## Dataset records
===============

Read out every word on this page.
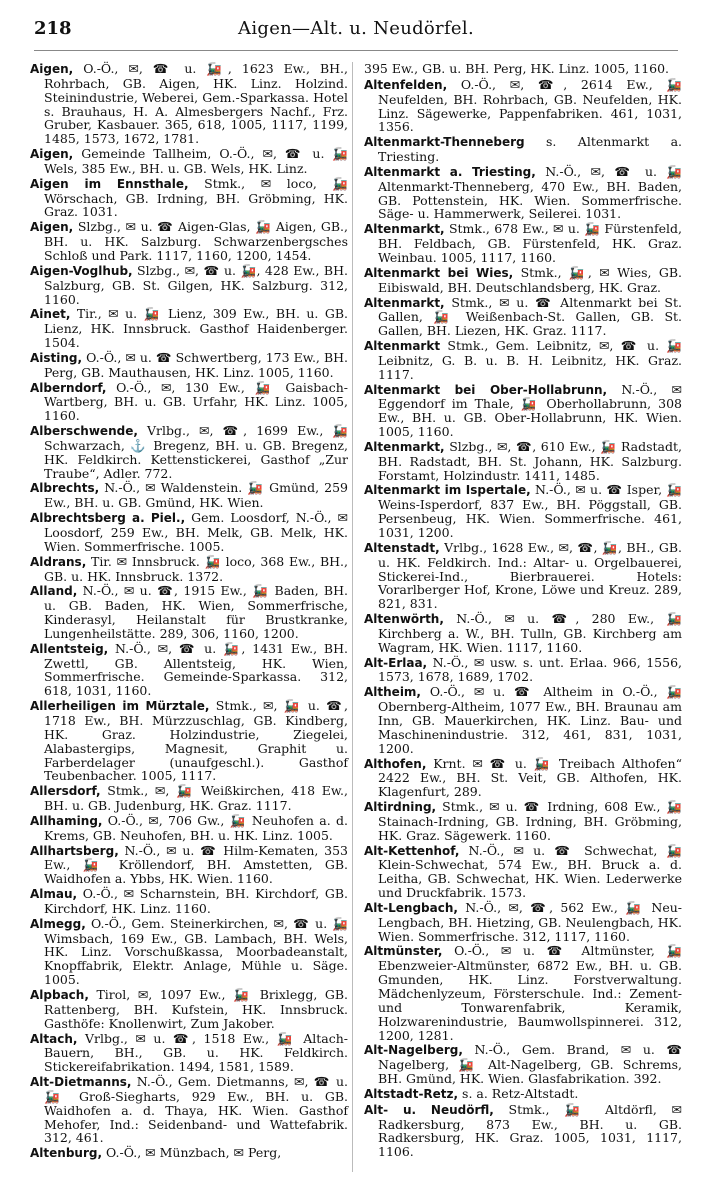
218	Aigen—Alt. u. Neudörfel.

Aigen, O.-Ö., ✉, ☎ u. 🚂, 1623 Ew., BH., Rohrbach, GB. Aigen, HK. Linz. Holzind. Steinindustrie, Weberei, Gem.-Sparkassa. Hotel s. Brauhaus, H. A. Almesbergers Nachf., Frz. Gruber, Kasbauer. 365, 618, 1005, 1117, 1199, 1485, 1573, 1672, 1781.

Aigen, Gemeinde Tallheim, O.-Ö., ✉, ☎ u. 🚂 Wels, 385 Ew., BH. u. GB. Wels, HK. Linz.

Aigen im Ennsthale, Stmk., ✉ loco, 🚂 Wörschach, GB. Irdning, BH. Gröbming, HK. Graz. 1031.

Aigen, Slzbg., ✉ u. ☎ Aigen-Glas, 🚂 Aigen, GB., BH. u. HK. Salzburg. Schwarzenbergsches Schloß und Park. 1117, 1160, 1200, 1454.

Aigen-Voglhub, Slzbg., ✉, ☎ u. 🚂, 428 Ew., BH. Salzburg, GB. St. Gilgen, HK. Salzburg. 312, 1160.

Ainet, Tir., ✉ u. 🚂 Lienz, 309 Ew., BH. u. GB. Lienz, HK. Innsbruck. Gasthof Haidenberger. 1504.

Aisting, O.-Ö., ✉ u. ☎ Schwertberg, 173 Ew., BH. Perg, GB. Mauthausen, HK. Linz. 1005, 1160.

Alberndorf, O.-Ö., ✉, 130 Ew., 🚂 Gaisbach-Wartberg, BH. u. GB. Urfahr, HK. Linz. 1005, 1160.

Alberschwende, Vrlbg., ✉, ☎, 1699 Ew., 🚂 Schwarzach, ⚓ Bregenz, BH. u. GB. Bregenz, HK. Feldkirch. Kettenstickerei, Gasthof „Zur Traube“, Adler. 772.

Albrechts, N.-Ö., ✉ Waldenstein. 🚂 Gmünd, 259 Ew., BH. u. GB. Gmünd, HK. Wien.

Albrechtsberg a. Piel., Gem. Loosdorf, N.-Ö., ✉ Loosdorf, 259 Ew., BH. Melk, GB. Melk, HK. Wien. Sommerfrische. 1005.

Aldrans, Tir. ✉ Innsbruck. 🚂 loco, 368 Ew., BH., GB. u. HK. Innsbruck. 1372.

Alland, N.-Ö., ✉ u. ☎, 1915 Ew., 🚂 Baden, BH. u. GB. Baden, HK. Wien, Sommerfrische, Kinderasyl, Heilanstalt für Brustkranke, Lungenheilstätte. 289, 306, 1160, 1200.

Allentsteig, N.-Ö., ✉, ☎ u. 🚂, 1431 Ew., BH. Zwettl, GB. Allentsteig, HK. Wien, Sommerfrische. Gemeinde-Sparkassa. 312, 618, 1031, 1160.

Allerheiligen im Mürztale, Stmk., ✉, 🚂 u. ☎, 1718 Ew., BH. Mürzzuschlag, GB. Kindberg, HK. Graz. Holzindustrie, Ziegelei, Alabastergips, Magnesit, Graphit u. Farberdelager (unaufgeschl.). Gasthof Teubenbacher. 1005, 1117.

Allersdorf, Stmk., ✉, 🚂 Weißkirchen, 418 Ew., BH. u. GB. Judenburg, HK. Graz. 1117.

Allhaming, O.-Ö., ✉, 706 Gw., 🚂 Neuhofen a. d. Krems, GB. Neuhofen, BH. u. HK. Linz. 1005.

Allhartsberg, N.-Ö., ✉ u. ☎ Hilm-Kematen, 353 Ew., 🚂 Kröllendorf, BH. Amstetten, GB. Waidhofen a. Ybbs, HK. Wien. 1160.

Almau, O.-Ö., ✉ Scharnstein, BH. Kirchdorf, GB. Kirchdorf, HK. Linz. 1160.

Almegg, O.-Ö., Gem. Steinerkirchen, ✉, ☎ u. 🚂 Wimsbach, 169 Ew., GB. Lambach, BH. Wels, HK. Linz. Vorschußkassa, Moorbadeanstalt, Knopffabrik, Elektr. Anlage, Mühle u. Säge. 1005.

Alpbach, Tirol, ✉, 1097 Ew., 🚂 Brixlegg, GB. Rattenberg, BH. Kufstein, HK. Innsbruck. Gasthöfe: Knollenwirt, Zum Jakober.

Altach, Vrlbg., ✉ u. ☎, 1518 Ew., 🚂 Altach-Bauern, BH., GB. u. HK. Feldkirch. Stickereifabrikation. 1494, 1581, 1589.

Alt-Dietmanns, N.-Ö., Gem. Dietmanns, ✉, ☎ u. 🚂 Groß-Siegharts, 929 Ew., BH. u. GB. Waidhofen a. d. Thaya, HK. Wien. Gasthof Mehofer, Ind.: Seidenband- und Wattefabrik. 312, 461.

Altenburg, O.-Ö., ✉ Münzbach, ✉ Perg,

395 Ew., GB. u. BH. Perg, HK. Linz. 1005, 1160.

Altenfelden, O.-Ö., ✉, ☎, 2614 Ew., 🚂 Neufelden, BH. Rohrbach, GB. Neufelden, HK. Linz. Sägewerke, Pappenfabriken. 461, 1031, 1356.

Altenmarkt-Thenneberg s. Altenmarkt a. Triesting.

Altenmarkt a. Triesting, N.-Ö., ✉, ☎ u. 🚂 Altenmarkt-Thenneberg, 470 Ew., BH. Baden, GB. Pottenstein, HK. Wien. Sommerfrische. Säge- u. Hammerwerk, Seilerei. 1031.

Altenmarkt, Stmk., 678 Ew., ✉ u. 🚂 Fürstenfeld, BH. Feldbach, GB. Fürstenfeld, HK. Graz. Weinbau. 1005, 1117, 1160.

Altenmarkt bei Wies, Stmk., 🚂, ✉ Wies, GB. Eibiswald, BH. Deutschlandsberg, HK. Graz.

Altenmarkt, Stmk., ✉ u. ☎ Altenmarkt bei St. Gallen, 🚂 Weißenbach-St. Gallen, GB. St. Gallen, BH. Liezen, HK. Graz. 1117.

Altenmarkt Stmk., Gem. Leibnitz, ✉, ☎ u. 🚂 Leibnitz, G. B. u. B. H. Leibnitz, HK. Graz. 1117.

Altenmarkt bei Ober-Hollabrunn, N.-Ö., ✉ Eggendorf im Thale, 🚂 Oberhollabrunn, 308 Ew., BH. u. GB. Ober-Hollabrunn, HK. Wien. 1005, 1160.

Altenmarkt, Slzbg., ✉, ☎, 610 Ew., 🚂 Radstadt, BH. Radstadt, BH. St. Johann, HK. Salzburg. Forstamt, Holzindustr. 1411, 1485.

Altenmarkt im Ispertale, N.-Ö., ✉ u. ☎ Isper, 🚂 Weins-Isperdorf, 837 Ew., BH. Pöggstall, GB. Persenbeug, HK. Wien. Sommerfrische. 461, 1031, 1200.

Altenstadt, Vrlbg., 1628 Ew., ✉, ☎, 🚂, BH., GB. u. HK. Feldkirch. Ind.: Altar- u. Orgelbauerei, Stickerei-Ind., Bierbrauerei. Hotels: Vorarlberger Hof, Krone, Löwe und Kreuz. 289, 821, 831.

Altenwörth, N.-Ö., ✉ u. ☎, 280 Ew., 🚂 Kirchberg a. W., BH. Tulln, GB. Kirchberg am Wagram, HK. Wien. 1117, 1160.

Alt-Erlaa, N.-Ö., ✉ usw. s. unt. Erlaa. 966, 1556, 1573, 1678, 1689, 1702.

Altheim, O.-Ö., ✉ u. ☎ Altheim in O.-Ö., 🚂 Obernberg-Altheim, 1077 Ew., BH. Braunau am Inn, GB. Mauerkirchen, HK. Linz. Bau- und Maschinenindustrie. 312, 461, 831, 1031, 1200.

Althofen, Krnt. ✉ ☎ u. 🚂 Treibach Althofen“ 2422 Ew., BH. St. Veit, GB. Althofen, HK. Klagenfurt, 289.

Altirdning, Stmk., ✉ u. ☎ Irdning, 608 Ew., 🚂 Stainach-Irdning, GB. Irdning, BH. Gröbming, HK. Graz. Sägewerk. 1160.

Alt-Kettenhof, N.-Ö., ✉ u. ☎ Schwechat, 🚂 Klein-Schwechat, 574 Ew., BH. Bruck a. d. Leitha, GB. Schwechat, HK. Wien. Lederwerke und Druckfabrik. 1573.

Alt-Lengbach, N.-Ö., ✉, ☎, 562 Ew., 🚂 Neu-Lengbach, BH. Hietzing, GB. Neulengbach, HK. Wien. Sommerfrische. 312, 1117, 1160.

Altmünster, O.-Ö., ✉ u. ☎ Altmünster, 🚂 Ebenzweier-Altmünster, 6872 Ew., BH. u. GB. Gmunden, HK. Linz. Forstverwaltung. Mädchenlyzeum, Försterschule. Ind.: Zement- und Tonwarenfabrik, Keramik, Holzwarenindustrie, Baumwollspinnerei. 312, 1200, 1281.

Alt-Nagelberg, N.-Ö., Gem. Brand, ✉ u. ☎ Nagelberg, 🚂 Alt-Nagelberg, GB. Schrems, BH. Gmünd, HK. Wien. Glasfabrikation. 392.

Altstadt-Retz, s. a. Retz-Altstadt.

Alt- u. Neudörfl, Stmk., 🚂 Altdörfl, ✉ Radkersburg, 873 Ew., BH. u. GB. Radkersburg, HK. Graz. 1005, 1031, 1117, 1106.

===============

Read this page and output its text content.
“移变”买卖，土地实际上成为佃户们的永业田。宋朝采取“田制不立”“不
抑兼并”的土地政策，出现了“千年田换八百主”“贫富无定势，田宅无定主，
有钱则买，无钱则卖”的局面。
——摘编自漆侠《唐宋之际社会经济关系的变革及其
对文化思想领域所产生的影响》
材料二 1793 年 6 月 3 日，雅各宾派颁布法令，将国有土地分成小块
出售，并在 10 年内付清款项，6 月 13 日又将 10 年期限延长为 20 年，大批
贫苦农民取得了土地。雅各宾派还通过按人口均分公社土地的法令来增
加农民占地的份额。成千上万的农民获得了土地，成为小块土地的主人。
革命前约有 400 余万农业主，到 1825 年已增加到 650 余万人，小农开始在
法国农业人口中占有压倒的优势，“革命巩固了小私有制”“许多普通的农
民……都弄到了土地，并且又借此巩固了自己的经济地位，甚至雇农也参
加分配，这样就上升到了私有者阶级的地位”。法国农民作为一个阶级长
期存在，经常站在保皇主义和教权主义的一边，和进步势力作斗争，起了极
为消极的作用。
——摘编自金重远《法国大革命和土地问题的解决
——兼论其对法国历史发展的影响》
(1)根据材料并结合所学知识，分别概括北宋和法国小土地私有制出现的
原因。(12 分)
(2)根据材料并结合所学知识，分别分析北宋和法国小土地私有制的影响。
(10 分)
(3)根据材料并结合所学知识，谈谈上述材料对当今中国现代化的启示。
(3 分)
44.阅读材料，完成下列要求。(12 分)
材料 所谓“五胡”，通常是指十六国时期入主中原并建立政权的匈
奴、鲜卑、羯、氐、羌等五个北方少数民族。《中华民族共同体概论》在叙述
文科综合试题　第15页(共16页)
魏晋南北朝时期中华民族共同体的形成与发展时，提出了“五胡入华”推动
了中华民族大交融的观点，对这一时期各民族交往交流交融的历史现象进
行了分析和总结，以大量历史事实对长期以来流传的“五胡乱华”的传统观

===============

From the data above, gather every line that includes the word "Sommerfrische".

## Output for this exercise
Albrechtsberg a. Piel., Gem. Loosdorf, N.-Ö., ✉ Loosdorf, 259 Ew., BH. Melk, GB. Melk, HK. Wien. Sommerfrische. 1005.
Alland, N.-Ö., ✉ u. ☎, 1915 Ew., 🚂 Baden, BH. u. GB. Baden, HK. Wien, Sommerfrische, Kinderasyl, Heilanstalt für Brustkranke, Lungenheilstätte. 289, 306, 1160, 1200.
Allentsteig, N.-Ö., ✉, ☎ u. 🚂, 1431 Ew., BH. Zwettl, GB. Allentsteig, HK. Wien, Sommerfrische. Gemeinde-Sparkassa. 312, 618, 1031, 1160.
Altenmarkt a. Triesting, N.-Ö., ✉, ☎ u. 🚂 Altenmarkt-Thenneberg, 470 Ew., BH. Baden, GB. Pottenstein, HK. Wien. Sommerfrische. Säge- u. Hammerwerk, Seilerei. 1031.
Altenmarkt im Ispertale, N.-Ö., ✉ u. ☎ Isper, 🚂 Weins-Isperdorf, 837 Ew., BH. Pöggstall, GB. Persenbeug, HK. Wien. Sommerfrische. 461, 1031, 1200.
Alt-Lengbach, N.-Ö., ✉, ☎, 562 Ew., 🚂 Neu-Lengbach, BH. Hietzing, GB. Neulengbach, HK. Wien. Sommerfrische. 312, 1117, 1160.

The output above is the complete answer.